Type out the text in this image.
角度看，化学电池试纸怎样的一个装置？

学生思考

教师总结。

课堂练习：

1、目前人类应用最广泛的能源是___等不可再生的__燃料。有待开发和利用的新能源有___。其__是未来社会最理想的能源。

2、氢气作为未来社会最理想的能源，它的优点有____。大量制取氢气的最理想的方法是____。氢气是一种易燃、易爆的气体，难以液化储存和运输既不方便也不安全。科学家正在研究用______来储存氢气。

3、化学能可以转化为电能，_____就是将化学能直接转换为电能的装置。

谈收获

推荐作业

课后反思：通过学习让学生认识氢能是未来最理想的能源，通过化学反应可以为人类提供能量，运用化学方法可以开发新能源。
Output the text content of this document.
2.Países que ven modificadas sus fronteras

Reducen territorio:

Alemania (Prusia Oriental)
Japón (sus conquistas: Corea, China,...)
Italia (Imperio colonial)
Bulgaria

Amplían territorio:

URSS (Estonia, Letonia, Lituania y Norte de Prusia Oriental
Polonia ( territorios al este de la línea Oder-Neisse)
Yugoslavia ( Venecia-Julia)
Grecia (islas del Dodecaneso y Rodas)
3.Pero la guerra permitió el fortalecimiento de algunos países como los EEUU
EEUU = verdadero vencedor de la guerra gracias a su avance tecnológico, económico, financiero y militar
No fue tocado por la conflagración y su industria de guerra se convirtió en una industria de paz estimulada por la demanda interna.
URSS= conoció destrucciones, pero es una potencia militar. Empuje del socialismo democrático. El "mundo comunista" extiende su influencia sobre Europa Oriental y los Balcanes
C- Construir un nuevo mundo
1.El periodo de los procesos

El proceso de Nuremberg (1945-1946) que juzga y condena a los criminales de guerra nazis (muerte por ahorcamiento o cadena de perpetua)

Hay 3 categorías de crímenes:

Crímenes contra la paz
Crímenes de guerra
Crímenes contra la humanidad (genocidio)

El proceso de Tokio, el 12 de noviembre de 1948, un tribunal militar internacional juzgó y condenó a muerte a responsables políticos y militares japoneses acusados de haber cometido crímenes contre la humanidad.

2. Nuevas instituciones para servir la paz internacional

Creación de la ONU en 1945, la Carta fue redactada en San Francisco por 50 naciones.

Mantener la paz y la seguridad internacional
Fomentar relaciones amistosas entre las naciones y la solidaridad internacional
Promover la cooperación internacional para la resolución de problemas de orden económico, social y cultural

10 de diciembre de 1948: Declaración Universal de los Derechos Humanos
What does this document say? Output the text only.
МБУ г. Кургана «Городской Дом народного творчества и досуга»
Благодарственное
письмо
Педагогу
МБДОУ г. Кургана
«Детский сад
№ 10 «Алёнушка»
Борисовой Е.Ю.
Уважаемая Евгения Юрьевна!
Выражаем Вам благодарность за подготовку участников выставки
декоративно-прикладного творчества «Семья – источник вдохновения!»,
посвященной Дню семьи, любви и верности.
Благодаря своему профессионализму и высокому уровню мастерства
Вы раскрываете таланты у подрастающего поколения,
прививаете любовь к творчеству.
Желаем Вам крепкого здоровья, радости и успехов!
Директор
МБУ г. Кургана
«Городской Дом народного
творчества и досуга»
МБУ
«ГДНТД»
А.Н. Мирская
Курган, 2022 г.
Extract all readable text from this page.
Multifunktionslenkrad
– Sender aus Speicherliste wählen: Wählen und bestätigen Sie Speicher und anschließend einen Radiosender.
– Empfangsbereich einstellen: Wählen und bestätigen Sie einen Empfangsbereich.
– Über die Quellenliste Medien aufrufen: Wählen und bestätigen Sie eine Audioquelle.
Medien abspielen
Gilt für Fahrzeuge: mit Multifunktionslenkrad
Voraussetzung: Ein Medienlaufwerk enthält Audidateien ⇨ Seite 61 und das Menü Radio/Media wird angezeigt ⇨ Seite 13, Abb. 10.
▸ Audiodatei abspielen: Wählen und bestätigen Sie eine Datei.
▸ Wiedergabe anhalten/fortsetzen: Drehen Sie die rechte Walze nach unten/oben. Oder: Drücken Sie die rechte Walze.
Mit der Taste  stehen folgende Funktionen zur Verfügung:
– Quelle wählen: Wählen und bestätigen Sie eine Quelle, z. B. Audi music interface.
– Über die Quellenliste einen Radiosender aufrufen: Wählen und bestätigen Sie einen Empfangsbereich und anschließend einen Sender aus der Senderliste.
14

# # # # #

EXERCISE BRIEF → Copy out all of the records shown above exactly.

RIGHT ANSWER →
Type out the text in this image.
角度看，化学电池试纸怎样的一个装置？

学生思考

教师总结。

课堂练习：

1、目前人类应用最广泛的能源是___等不可再生的__燃料。有待开发和利用的新能源有___。其__是未来社会最理想的能源。

2、氢气作为未来社会最理想的能源，它的优点有____。大量制取氢气的最理想的方法是____。氢气是一种易燃、易爆的气体，难以液化储存和运输既不方便也不安全。科学家正在研究用______来储存氢气。

3、化学能可以转化为电能，_____就是将化学能直接转换为电能的装置。

谈收获

推荐作业

课后反思：通过学习让学生认识氢能是未来最理想的能源，通过化学反应可以为人类提供能量，运用化学方法可以开发新能源。
Output the text content of this document.
2.Países que ven modificadas sus fronteras

Reducen territorio:

Alemania (Prusia Oriental)
Japón (sus conquistas: Corea, China,...)
Italia (Imperio colonial)
Bulgaria

Amplían territorio:

URSS (Estonia, Letonia, Lituania y Norte de Prusia Oriental
Polonia ( territorios al este de la línea Oder-Neisse)
Yugoslavia ( Venecia-Julia)
Grecia (islas del Dodecaneso y Rodas)
3.Pero la guerra permitió el fortalecimiento de algunos países como los EEUU
EEUU = verdadero vencedor de la guerra gracias a su avance tecnológico, económico, financiero y militar
No fue tocado por la conflagración y su industria de guerra se convirtió en una industria de paz estimulada por la demanda interna.
URSS= conoció destrucciones, pero es una potencia militar. Empuje del socialismo democrático. El "mundo comunista" extiende su influencia sobre Europa Oriental y los Balcanes
C- Construir un nuevo mundo
1.El periodo de los procesos

El proceso de Nuremberg (1945-1946) que juzga y condena a los criminales de guerra nazis (muerte por ahorcamiento o cadena de perpetua)

Hay 3 categorías de crímenes:

Crímenes contra la paz
Crímenes de guerra
Crímenes contra la humanidad (genocidio)

El proceso de Tokio, el 12 de noviembre de 1948, un tribunal militar internacional juzgó y condenó a muerte a responsables políticos y militares japoneses acusados de haber cometido crímenes contre la humanidad.

2. Nuevas instituciones para servir la paz internacional

Creación de la ONU en 1945, la Carta fue redactada en San Francisco por 50 naciones.

Mantener la paz y la seguridad internacional
Fomentar relaciones amistosas entre las naciones y la solidaridad internacional
Promover la cooperación internacional para la resolución de problemas de orden económico, social y cultural

10 de diciembre de 1948: Declaración Universal de los Derechos Humanos
What does this document say? Output the text only.
МБУ г. Кургана «Городской Дом народного творчества и досуга»
Благодарственное
письмо
Педагогу
МБДОУ г. Кургана
«Детский сад
№ 10 «Алёнушка»
Борисовой Е.Ю.
Уважаемая Евгения Юрьевна!
Выражаем Вам благодарность за подготовку участников выставки
декоративно-прикладного творчества «Семья – источник вдохновения!»,
посвященной Дню семьи, любви и верности.
Благодаря своему профессионализму и высокому уровню мастерства
Вы раскрываете таланты у подрастающего поколения,
прививаете любовь к творчеству.
Желаем Вам крепкого здоровья, радости и успехов!
Директор
МБУ г. Кургана
«Городской Дом народного
творчества и досуга»
МБУ
«ГДНТД»
А.Н. Мирская
Курган, 2022 г.
Extract all readable text from this page.
Multifunktionslenkrad
– Sender aus Speicherliste wählen: Wählen und bestätigen Sie Speicher und anschließend einen Radiosender.
– Empfangsbereich einstellen: Wählen und bestätigen Sie einen Empfangsbereich.
– Über die Quellenliste Medien aufrufen: Wählen und bestätigen Sie eine Audioquelle.
Medien abspielen
Gilt für Fahrzeuge: mit Multifunktionslenkrad
Voraussetzung: Ein Medienlaufwerk enthält Audidateien ⇨ Seite 61 und das Menü Radio/Media wird angezeigt ⇨ Seite 13, Abb. 10.
▸ Audiodatei abspielen: Wählen und bestätigen Sie eine Datei.
▸ Wiedergabe anhalten/fortsetzen: Drehen Sie die rechte Walze nach unten/oben. Oder: Drücken Sie die rechte Walze.
Mit der Taste  stehen folgende Funktionen zur Verfügung:
– Quelle wählen: Wählen und bestätigen Sie eine Quelle, z. B. Audi music interface.
– Über die Quellenliste einen Radiosender aufrufen: Wählen und bestätigen Sie einen Empfangsbereich und anschließend einen Sender aus der Senderliste.
14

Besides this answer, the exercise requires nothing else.